*Stated task*
Skip the pictures. Copy all the rest of the records down exactly.

*Exercise materials*
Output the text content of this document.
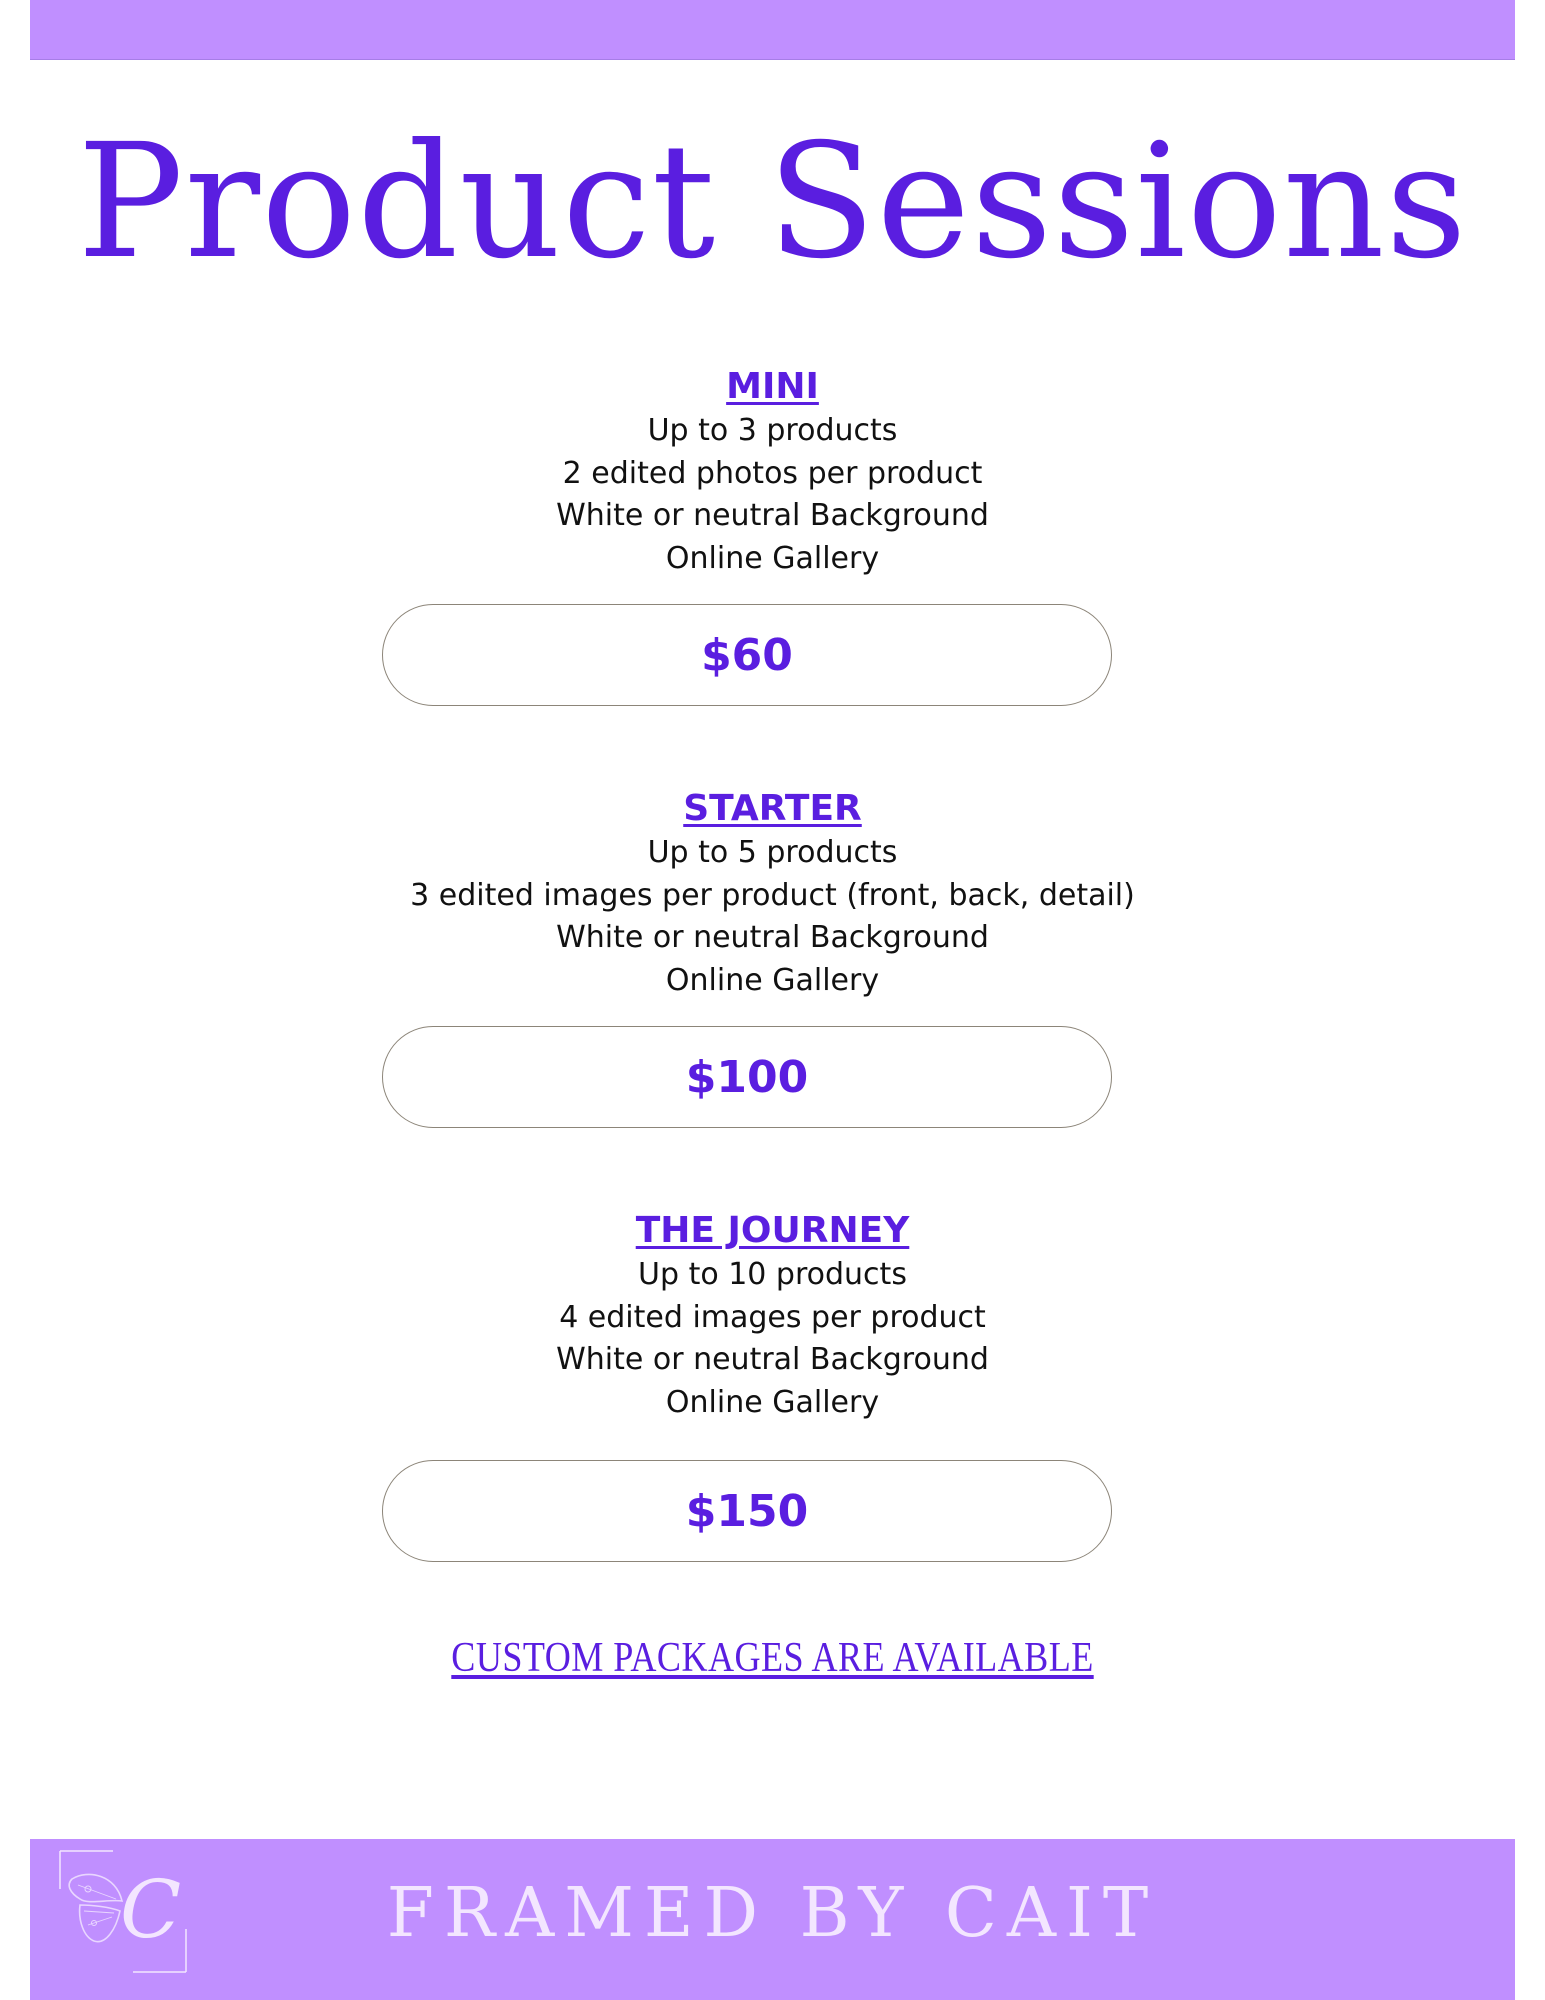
Product Sessions
MINI
Up to 3 products
2 edited photos per product
White or neutral Background
Online Gallery
$60
STARTER
Up to 5 products
3 edited images per product (front, back, detail)
White or neutral Background
Online Gallery
$100
THE JOURNEY
Up to 10 products
4 edited images per product
White or neutral Background
Online Gallery
$150
CUSTOM PACKAGES ARE AVAILABLE
C	FRAMED BY CAIT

*Finished answer*
Output the text content of this document.
Product Sessions
MINI
Up to 3 products
2 edited photos per product
White or neutral Background
Online Gallery
$60
STARTER
Up to 5 products
3 edited images per product (front, back, detail)
White or neutral Background
Online Gallery
$100
THE JOURNEY
Up to 10 products
4 edited images per product
White or neutral Background
Online Gallery
$150
CUSTOM PACKAGES ARE AVAILABLE
C	FRAMED BY CAIT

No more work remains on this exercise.